▶ Task prompt
Copy out the entries exactly, from the first line to the last.

--- start of Items ---

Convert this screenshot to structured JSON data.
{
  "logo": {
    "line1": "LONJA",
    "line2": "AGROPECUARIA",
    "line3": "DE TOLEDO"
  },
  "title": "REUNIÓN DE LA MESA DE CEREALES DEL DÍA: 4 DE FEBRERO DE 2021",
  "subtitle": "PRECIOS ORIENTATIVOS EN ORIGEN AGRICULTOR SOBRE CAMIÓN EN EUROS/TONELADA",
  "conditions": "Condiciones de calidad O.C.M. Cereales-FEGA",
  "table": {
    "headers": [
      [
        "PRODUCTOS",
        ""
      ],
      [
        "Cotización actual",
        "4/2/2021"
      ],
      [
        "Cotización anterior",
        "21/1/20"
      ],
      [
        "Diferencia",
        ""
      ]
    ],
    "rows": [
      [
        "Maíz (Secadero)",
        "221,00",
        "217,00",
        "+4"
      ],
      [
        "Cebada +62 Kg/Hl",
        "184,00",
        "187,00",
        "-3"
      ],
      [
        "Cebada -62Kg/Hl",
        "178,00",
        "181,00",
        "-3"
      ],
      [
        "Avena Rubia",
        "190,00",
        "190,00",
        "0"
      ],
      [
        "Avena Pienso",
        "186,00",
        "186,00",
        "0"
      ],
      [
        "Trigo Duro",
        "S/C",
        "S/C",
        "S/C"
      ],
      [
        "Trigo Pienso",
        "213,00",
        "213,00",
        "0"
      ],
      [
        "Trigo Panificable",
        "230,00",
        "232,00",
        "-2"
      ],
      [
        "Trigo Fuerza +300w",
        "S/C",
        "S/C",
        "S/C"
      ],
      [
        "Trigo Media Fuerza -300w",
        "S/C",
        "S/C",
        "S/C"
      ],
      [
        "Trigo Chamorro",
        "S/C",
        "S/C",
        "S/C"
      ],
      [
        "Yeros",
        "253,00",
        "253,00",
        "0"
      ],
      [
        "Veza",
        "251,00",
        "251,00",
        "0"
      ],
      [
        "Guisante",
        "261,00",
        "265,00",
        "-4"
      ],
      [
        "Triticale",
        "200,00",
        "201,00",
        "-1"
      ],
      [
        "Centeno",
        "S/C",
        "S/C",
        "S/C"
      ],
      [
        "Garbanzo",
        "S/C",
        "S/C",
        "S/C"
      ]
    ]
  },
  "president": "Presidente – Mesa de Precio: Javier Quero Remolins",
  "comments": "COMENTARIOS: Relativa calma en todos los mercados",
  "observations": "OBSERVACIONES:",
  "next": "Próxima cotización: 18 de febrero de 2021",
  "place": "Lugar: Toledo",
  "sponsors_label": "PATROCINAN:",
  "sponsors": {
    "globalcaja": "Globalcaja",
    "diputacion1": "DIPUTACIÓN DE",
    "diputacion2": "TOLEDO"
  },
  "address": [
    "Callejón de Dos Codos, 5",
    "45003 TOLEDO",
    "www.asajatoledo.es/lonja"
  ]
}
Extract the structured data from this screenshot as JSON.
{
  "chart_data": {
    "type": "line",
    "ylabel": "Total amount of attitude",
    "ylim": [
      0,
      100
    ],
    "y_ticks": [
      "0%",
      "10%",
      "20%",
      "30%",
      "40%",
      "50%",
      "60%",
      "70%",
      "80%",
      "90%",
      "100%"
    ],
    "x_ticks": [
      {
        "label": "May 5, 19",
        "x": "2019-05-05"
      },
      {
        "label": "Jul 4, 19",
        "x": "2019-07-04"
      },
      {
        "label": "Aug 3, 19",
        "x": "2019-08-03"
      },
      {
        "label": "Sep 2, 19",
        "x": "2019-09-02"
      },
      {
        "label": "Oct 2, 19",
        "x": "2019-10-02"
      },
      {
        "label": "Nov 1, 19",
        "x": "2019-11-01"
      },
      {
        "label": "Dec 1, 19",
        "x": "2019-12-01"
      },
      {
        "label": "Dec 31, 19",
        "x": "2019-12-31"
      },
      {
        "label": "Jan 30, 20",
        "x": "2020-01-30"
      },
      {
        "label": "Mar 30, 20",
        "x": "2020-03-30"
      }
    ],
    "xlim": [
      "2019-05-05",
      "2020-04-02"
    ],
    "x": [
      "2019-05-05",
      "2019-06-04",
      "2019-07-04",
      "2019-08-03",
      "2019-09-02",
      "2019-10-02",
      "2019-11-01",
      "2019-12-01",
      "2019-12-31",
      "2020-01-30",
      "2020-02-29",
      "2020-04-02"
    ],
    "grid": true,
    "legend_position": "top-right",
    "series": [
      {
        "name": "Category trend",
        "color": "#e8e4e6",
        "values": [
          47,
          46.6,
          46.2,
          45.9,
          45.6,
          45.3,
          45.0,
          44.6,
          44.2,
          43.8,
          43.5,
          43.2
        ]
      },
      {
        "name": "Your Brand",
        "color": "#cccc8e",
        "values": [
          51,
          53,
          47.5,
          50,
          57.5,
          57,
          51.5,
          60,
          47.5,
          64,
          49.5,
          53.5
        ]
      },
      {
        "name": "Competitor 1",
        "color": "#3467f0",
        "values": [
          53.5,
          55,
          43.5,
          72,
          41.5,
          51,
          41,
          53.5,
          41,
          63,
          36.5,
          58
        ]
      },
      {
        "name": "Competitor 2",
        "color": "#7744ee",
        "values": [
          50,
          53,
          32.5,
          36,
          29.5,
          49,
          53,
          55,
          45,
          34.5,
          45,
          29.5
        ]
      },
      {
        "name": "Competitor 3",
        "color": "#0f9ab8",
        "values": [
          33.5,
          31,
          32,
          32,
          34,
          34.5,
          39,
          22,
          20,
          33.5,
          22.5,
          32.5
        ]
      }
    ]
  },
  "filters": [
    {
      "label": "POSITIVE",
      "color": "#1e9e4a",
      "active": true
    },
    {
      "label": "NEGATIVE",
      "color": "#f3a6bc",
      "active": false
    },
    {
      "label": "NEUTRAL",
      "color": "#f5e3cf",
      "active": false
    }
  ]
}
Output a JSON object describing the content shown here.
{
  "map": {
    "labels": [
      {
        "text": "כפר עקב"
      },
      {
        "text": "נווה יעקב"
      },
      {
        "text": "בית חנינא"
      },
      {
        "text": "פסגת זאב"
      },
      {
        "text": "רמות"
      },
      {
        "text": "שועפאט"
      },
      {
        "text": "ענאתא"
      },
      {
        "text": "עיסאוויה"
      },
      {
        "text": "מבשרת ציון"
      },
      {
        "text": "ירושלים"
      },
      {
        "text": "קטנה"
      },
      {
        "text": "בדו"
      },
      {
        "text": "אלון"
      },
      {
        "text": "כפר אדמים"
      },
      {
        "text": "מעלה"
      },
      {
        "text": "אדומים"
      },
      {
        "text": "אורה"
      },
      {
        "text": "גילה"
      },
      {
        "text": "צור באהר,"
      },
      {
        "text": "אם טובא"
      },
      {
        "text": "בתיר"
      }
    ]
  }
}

--- end of Items ---

▶ The reply
Convert this screenshot to structured JSON data.
{
  "logo": {
    "line1": "LONJA",
    "line2": "AGROPECUARIA",
    "line3": "DE TOLEDO"
  },
  "title": "REUNIÓN DE LA MESA DE CEREALES DEL DÍA: 4 DE FEBRERO DE 2021",
  "subtitle": "PRECIOS ORIENTATIVOS EN ORIGEN AGRICULTOR SOBRE CAMIÓN EN EUROS/TONELADA",
  "conditions": "Condiciones de calidad O.C.M. Cereales-FEGA",
  "table": {
    "headers": [
      [
        "PRODUCTOS",
        ""
      ],
      [
        "Cotización actual",
        "4/2/2021"
      ],
      [
        "Cotización anterior",
        "21/1/20"
      ],
      [
        "Diferencia",
        ""
      ]
    ],
    "rows": [
      [
        "Maíz (Secadero)",
        "221,00",
        "217,00",
        "+4"
      ],
      [
        "Cebada +62 Kg/Hl",
        "184,00",
        "187,00",
        "-3"
      ],
      [
        "Cebada -62Kg/Hl",
        "178,00",
        "181,00",
        "-3"
      ],
      [
        "Avena Rubia",
        "190,00",
        "190,00",
        "0"
      ],
      [
        "Avena Pienso",
        "186,00",
        "186,00",
        "0"
      ],
      [
        "Trigo Duro",
        "S/C",
        "S/C",
        "S/C"
      ],
      [
        "Trigo Pienso",
        "213,00",
        "213,00",
        "0"
      ],
      [
        "Trigo Panificable",
        "230,00",
        "232,00",
        "-2"
      ],
      [
        "Trigo Fuerza +300w",
        "S/C",
        "S/C",
        "S/C"
      ],
      [
        "Trigo Media Fuerza -300w",
        "S/C",
        "S/C",
        "S/C"
      ],
      [
        "Trigo Chamorro",
        "S/C",
        "S/C",
        "S/C"
      ],
      [
        "Yeros",
        "253,00",
        "253,00",
        "0"
      ],
      [
        "Veza",
        "251,00",
        "251,00",
        "0"
      ],
      [
        "Guisante",
        "261,00",
        "265,00",
        "-4"
      ],
      [
        "Triticale",
        "200,00",
        "201,00",
        "-1"
      ],
      [
        "Centeno",
        "S/C",
        "S/C",
        "S/C"
      ],
      [
        "Garbanzo",
        "S/C",
        "S/C",
        "S/C"
      ]
    ]
  },
  "president": "Presidente – Mesa de Precio: Javier Quero Remolins",
  "comments": "COMENTARIOS: Relativa calma en todos los mercados",
  "observations": "OBSERVACIONES:",
  "next": "Próxima cotización: 18 de febrero de 2021",
  "place": "Lugar: Toledo",
  "sponsors_label": "PATROCINAN:",
  "sponsors": {
    "globalcaja": "Globalcaja",
    "diputacion1": "DIPUTACIÓN DE",
    "diputacion2": "TOLEDO"
  },
  "address": [
    "Callejón de Dos Codos, 5",
    "45003 TOLEDO",
    "www.asajatoledo.es/lonja"
  ]
}
Extract the structured data from this screenshot as JSON.
{
  "chart_data": {
    "type": "line",
    "ylabel": "Total amount of attitude",
    "ylim": [
      0,
      100
    ],
    "y_ticks": [
      "0%",
      "10%",
      "20%",
      "30%",
      "40%",
      "50%",
      "60%",
      "70%",
      "80%",
      "90%",
      "100%"
    ],
    "x_ticks": [
      {
        "label": "May 5, 19",
        "x": "2019-05-05"
      },
      {
        "label": "Jul 4, 19",
        "x": "2019-07-04"
      },
      {
        "label": "Aug 3, 19",
        "x": "2019-08-03"
      },
      {
        "label": "Sep 2, 19",
        "x": "2019-09-02"
      },
      {
        "label": "Oct 2, 19",
        "x": "2019-10-02"
      },
      {
        "label": "Nov 1, 19",
        "x": "2019-11-01"
      },
      {
        "label": "Dec 1, 19",
        "x": "2019-12-01"
      },
      {
        "label": "Dec 31, 19",
        "x": "2019-12-31"
      },
      {
        "label": "Jan 30, 20",
        "x": "2020-01-30"
      },
      {
        "label": "Mar 30, 20",
        "x": "2020-03-30"
      }
    ],
    "xlim": [
      "2019-05-05",
      "2020-04-02"
    ],
    "x": [
      "2019-05-05",
      "2019-06-04",
      "2019-07-04",
      "2019-08-03",
      "2019-09-02",
      "2019-10-02",
      "2019-11-01",
      "2019-12-01",
      "2019-12-31",
      "2020-01-30",
      "2020-02-29",
      "2020-04-02"
    ],
    "grid": true,
    "legend_position": "top-right",
    "series": [
      {
        "name": "Category trend",
        "color": "#e8e4e6",
        "values": [
          47,
          46.6,
          46.2,
          45.9,
          45.6,
          45.3,
          45.0,
          44.6,
          44.2,
          43.8,
          43.5,
          43.2
        ]
      },
      {
        "name": "Your Brand",
        "color": "#cccc8e",
        "values": [
          51,
          53,
          47.5,
          50,
          57.5,
          57,
          51.5,
          60,
          47.5,
          64,
          49.5,
          53.5
        ]
      },
      {
        "name": "Competitor 1",
        "color": "#3467f0",
        "values": [
          53.5,
          55,
          43.5,
          72,
          41.5,
          51,
          41,
          53.5,
          41,
          63,
          36.5,
          58
        ]
      },
      {
        "name": "Competitor 2",
        "color": "#7744ee",
        "values": [
          50,
          53,
          32.5,
          36,
          29.5,
          49,
          53,
          55,
          45,
          34.5,
          45,
          29.5
        ]
      },
      {
        "name": "Competitor 3",
        "color": "#0f9ab8",
        "values": [
          33.5,
          31,
          32,
          32,
          34,
          34.5,
          39,
          22,
          20,
          33.5,
          22.5,
          32.5
        ]
      }
    ]
  },
  "filters": [
    {
      "label": "POSITIVE",
      "color": "#1e9e4a",
      "active": true
    },
    {
      "label": "NEGATIVE",
      "color": "#f3a6bc",
      "active": false
    },
    {
      "label": "NEUTRAL",
      "color": "#f5e3cf",
      "active": false
    }
  ]
}
Output a JSON object describing the content shown here.
{
  "map": {
    "labels": [
      {
        "text": "כפר עקב"
      },
      {
        "text": "נווה יעקב"
      },
      {
        "text": "בית חנינא"
      },
      {
        "text": "פסגת זאב"
      },
      {
        "text": "רמות"
      },
      {
        "text": "שועפאט"
      },
      {
        "text": "ענאתא"
      },
      {
        "text": "עיסאוויה"
      },
      {
        "text": "מבשרת ציון"
      },
      {
        "text": "ירושלים"
      },
      {
        "text": "קטנה"
      },
      {
        "text": "בדו"
      },
      {
        "text": "אלון"
      },
      {
        "text": "כפר אדמים"
      },
      {
        "text": "מעלה"
      },
      {
        "text": "אדומים"
      },
      {
        "text": "אורה"
      },
      {
        "text": "גילה"
      },
      {
        "text": "צור באהר,"
      },
      {
        "text": "אם טובא"
      },
      {
        "text": "בתיר"
      }
    ]
  }
}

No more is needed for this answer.